**Work to be completed:** Write out the stretch of lines from the one containing "date-range-picker[interactable]: 2024-09-23 ~" through the one containing "records-header-bonus: 彩金资料(RMB) [765, 257, 936, 296]", both included, with nothing changed.

[Layout annotation records]
***
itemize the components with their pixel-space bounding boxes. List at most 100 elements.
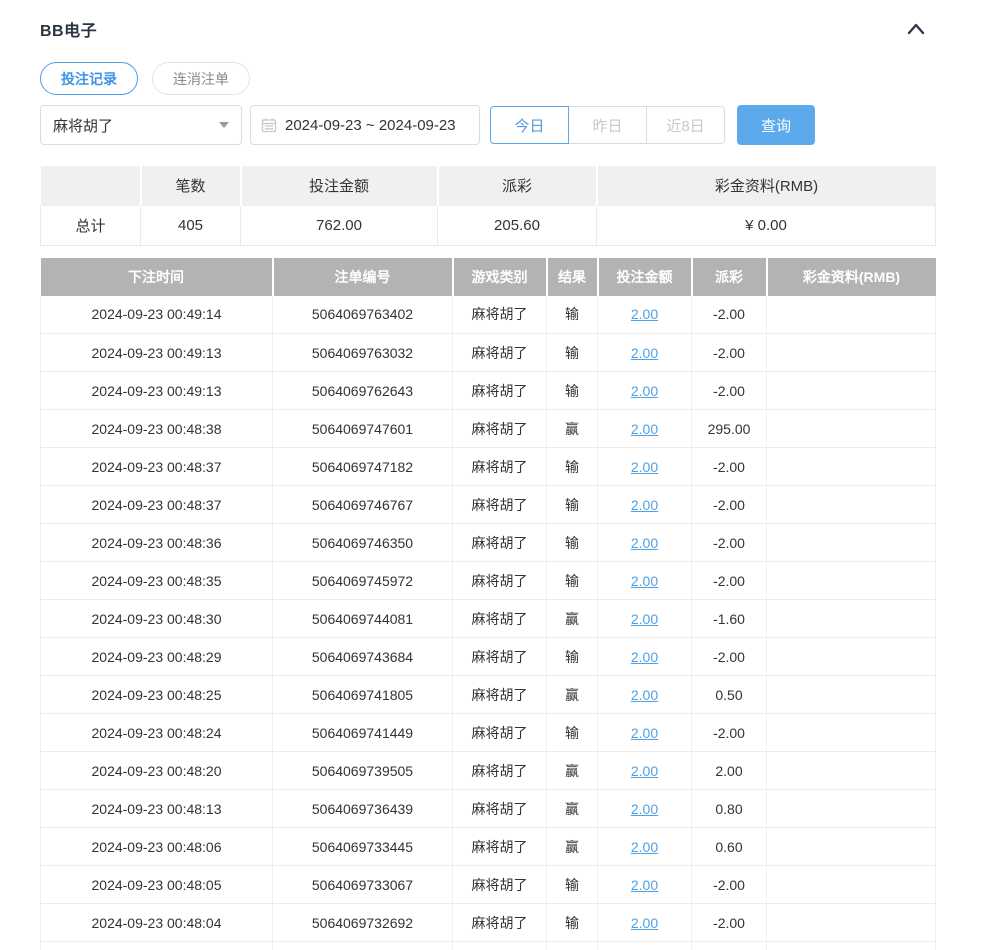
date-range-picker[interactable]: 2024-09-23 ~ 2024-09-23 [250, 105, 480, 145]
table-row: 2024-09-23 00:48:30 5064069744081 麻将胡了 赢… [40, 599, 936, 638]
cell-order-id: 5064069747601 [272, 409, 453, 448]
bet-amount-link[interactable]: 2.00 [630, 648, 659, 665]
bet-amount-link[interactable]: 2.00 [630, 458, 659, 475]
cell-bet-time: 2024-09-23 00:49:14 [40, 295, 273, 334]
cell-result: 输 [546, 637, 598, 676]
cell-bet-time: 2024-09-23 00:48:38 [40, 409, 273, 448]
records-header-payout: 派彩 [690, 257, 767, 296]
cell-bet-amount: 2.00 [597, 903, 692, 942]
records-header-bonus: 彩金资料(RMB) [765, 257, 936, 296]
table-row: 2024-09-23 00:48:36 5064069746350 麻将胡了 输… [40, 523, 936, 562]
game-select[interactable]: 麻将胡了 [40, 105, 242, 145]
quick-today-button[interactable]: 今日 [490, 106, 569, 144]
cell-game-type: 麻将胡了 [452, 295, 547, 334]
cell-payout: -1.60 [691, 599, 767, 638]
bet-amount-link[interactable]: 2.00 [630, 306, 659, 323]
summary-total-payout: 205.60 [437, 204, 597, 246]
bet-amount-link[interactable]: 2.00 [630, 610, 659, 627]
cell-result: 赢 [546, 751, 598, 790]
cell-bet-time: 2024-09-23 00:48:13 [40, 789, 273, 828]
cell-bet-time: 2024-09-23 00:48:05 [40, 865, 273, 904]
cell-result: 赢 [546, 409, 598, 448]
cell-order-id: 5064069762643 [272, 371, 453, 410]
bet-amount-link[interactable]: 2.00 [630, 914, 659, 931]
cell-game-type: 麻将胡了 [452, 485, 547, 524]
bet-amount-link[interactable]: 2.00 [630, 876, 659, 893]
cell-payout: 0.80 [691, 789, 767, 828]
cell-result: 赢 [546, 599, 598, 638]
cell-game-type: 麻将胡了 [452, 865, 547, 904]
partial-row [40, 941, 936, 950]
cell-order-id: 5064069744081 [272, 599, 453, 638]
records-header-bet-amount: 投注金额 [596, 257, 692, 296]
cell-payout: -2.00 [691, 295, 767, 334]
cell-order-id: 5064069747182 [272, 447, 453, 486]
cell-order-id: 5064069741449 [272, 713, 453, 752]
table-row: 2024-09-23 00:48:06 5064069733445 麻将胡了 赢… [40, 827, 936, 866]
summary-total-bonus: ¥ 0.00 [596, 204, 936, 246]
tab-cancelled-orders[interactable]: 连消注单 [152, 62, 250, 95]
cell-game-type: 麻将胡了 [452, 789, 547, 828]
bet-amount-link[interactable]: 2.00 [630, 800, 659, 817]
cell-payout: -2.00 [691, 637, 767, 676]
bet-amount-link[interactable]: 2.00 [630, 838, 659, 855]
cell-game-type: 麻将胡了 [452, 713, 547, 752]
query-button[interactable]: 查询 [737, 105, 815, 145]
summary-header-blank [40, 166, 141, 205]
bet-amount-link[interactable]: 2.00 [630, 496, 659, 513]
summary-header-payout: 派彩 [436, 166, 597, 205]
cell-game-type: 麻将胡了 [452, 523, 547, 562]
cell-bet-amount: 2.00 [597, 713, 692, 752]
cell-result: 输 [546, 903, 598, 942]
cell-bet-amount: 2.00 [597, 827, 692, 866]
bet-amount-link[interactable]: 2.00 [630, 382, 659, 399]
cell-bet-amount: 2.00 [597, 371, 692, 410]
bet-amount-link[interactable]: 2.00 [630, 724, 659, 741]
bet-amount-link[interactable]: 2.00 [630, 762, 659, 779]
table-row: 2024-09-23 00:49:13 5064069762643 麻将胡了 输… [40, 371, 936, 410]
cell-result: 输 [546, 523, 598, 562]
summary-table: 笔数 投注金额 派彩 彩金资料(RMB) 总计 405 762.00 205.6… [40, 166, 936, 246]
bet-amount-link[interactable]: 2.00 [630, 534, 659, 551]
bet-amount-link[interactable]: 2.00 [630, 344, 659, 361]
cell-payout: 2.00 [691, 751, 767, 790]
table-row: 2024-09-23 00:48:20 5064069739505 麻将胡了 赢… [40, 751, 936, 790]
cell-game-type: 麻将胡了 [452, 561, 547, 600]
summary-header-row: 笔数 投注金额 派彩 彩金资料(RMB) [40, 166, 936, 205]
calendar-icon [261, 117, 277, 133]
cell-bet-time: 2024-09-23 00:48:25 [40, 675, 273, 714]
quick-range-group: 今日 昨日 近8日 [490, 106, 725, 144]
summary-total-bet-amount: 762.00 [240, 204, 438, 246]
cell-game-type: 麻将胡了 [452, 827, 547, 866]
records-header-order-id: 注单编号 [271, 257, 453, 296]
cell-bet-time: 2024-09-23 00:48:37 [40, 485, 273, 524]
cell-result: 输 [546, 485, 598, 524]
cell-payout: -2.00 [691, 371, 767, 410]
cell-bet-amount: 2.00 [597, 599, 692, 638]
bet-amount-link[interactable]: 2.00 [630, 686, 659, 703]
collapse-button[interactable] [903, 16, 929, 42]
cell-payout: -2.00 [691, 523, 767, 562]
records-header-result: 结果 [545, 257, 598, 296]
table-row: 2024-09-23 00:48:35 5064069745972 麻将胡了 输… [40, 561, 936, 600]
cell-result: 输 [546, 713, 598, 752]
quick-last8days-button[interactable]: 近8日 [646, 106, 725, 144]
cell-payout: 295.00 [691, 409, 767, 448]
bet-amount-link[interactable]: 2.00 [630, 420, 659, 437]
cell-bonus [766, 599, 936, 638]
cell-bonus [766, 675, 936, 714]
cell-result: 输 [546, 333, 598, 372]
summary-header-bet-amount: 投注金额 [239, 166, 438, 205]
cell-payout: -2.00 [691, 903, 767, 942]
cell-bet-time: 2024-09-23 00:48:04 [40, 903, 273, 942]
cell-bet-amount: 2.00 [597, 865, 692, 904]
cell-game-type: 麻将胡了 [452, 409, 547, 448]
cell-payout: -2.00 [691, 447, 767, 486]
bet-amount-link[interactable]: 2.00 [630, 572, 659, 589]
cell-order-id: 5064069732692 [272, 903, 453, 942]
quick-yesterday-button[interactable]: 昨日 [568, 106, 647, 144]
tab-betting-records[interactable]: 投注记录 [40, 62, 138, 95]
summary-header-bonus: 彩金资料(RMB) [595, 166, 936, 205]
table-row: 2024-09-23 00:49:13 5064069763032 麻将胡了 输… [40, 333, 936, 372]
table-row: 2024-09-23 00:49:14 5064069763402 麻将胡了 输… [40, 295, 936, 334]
***
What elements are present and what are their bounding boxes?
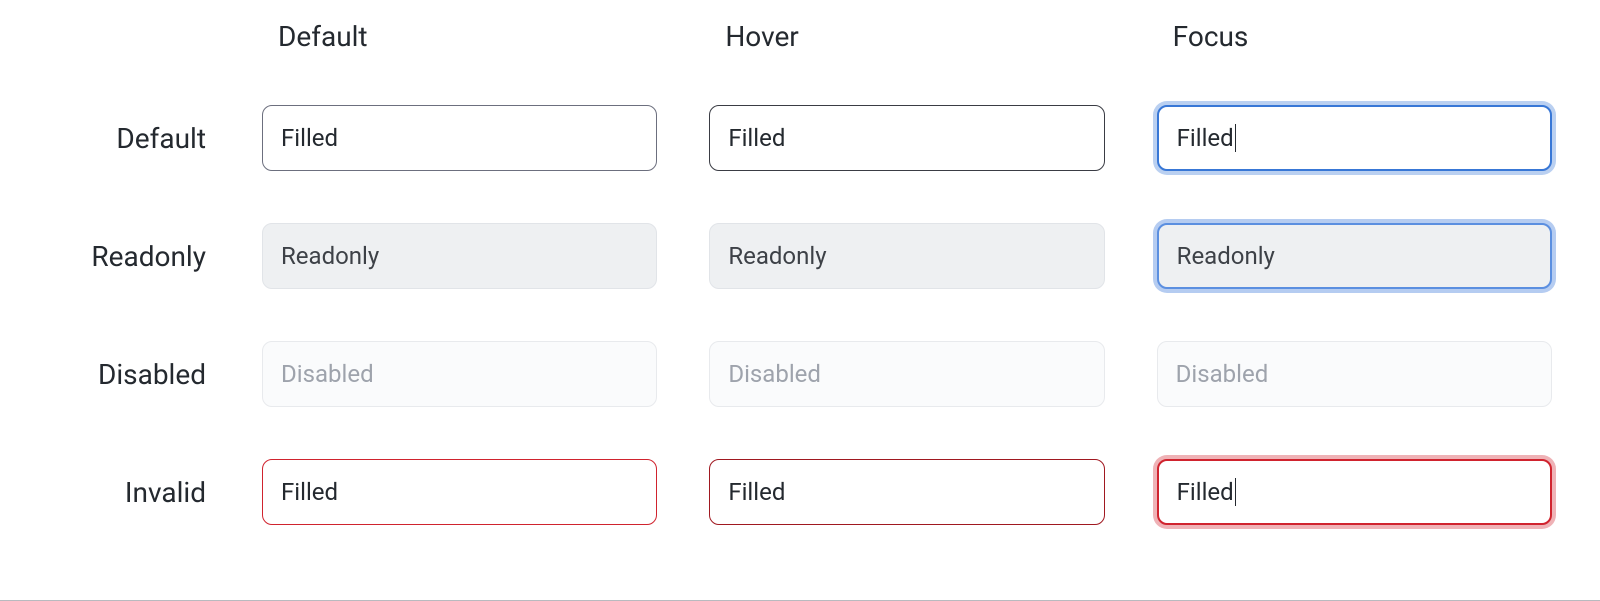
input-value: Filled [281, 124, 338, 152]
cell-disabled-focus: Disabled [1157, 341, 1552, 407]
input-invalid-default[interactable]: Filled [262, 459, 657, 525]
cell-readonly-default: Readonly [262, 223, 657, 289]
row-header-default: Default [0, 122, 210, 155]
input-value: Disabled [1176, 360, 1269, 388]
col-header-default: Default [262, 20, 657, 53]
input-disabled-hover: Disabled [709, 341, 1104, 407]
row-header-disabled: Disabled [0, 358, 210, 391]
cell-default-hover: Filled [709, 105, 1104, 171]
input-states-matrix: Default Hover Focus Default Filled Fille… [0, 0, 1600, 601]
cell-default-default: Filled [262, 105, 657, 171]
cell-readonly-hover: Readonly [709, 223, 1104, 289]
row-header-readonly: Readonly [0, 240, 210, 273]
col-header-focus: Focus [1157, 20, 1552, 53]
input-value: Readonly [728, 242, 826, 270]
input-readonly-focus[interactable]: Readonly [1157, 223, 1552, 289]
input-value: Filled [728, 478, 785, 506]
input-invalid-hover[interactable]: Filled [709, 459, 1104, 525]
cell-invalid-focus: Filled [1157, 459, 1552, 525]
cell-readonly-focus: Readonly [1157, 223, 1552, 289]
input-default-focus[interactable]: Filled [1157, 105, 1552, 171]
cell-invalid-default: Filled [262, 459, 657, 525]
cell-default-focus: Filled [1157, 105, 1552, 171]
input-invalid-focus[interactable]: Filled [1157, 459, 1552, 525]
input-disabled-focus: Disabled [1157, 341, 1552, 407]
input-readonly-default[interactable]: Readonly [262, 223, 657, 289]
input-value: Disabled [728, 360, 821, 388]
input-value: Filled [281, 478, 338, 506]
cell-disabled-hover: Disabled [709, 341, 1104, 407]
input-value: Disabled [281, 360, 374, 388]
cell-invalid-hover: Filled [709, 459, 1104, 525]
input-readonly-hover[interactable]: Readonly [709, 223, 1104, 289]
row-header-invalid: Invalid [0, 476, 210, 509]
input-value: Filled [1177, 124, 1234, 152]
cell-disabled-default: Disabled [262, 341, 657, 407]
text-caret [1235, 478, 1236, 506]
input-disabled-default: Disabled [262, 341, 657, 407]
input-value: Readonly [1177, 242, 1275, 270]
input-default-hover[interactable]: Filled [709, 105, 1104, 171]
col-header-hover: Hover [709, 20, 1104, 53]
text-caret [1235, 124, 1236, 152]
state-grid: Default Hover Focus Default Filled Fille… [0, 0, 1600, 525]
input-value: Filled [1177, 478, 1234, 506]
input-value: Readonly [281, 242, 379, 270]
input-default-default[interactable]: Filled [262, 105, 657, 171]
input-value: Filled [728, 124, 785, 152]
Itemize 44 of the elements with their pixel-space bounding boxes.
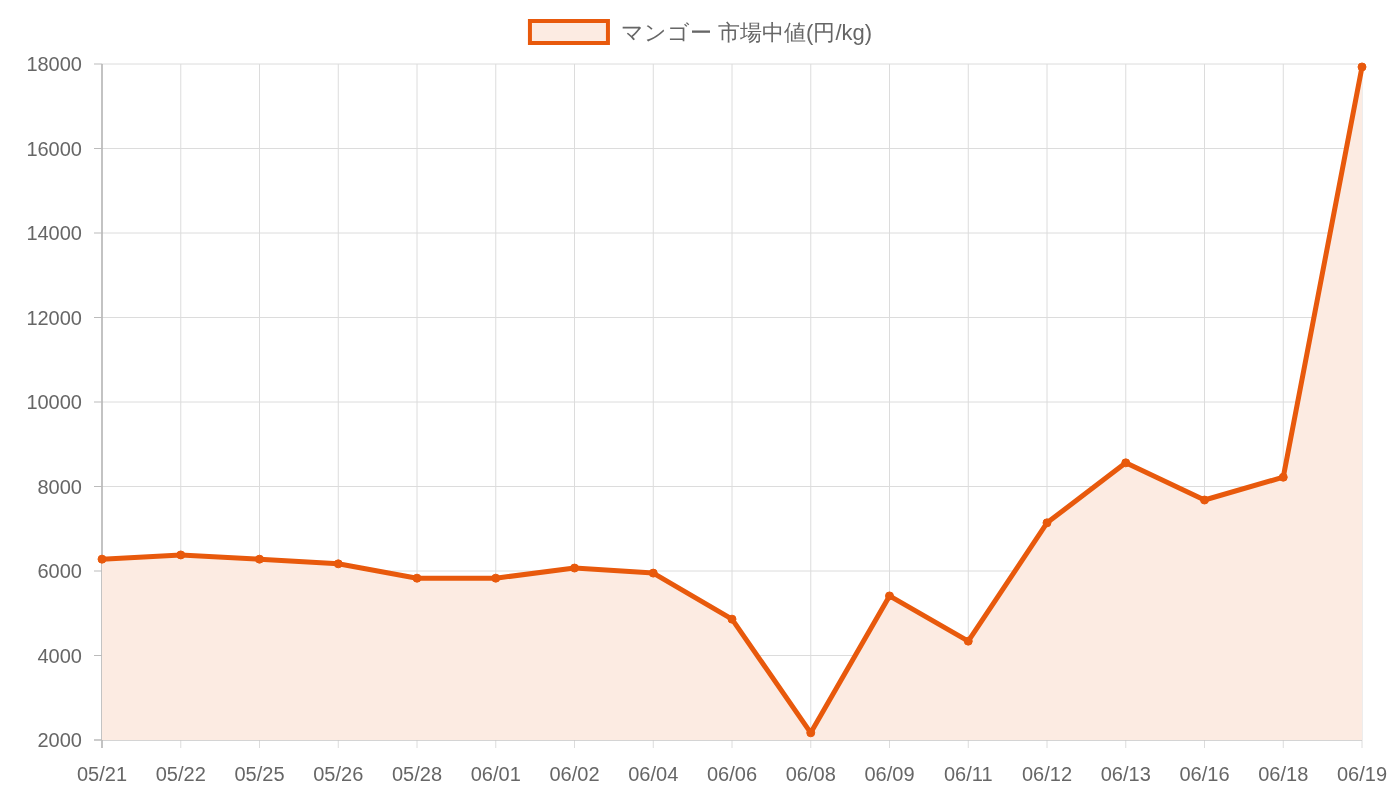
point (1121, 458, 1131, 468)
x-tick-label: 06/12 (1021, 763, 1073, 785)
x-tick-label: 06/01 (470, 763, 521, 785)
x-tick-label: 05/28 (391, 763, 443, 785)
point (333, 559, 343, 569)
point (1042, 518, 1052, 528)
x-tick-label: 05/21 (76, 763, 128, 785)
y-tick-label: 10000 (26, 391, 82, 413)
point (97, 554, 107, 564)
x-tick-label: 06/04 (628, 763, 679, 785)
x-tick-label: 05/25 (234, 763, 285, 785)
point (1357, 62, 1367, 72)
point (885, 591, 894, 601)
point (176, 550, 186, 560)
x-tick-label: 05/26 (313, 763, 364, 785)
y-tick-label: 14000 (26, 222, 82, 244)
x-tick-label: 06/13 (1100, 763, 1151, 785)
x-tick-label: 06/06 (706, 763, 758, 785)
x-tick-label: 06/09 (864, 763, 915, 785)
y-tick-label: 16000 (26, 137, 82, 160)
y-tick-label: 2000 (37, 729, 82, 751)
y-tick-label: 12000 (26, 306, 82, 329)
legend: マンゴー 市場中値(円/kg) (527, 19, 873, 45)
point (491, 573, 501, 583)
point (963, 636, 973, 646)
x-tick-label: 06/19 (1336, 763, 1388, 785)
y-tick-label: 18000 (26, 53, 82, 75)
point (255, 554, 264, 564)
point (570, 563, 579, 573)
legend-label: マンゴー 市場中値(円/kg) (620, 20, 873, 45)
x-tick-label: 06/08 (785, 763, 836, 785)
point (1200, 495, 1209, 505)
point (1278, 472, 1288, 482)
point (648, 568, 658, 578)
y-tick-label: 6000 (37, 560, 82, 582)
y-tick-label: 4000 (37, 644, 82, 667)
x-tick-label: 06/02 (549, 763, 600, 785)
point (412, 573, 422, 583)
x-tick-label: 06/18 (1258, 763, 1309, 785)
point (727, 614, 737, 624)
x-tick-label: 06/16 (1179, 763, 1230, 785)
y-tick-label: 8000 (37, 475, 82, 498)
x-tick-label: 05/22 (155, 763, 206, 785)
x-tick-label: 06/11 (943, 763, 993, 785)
***
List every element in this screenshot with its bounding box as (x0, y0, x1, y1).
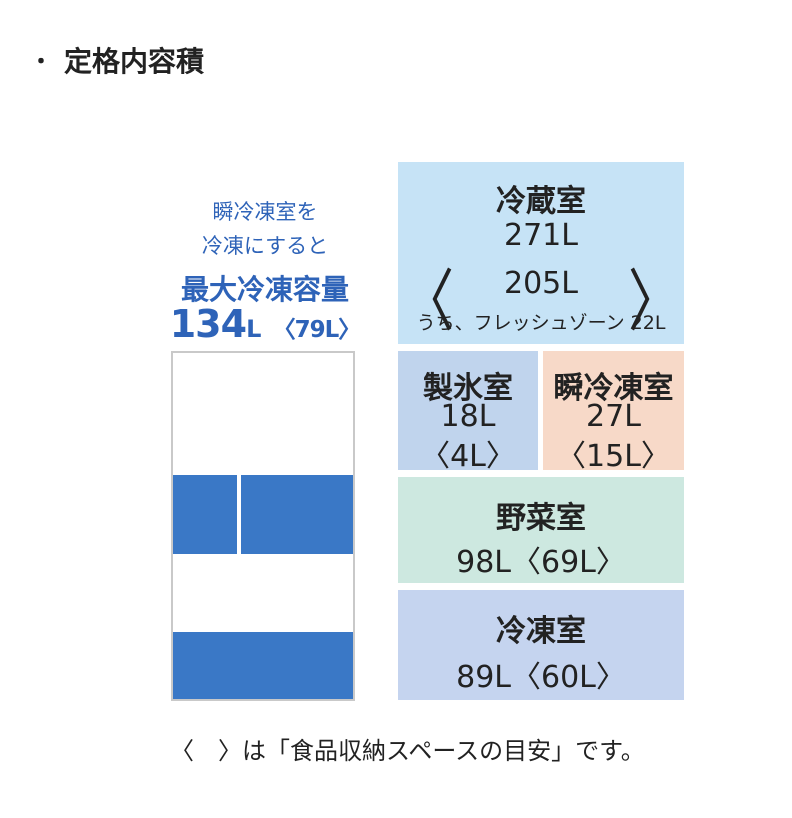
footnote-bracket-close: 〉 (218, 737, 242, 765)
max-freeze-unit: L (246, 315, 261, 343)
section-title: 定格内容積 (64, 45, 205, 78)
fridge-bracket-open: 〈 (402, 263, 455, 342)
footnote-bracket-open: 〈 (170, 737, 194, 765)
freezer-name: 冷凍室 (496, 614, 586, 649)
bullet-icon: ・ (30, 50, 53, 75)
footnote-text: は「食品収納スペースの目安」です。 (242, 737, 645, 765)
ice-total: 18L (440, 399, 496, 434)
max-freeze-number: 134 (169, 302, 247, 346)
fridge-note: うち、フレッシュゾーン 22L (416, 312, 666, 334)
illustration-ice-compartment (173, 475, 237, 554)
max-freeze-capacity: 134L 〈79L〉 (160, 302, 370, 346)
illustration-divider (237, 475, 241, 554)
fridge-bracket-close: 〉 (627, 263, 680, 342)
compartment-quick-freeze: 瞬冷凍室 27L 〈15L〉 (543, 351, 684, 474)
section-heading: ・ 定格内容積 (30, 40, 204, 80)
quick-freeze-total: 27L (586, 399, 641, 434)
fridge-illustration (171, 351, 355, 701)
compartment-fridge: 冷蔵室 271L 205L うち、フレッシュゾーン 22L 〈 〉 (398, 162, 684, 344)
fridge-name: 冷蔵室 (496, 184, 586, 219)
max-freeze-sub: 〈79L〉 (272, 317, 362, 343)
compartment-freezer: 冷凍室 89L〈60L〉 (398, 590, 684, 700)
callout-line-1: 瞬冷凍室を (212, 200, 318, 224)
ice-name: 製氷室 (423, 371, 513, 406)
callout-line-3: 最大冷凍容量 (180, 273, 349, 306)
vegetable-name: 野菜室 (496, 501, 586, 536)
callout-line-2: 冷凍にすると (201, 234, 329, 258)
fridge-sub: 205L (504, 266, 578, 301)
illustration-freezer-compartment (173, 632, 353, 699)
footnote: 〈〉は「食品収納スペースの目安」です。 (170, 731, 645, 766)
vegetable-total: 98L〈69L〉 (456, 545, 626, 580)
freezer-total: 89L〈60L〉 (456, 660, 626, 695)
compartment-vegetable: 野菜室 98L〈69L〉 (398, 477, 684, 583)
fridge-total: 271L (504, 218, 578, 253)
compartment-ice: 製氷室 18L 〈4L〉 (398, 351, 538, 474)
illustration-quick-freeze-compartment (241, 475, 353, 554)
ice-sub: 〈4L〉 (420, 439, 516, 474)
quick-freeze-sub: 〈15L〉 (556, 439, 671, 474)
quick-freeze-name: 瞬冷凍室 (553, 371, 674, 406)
***
**Written answer:**
date-range-picker[interactable]: 2024-09-23 ~ 2024-09-23 [250, 105, 480, 145]
table-row: 2024-09-23 00:48:30 5064069744081 麻将胡了 赢… [40, 599, 936, 638]
cell-order-id: 5064069747601 [272, 409, 453, 448]
bet-amount-link[interactable]: 2.00 [630, 648, 659, 665]
bet-amount-link[interactable]: 2.00 [630, 458, 659, 475]
cell-bet-time: 2024-09-23 00:49:14 [40, 295, 273, 334]
cell-result: 输 [546, 637, 598, 676]
cell-bet-time: 2024-09-23 00:48:38 [40, 409, 273, 448]
records-header-payout: 派彩 [690, 257, 767, 296]
cell-bet-amount: 2.00 [597, 903, 692, 942]
records-header-bonus: 彩金资料(RMB) [765, 257, 936, 296]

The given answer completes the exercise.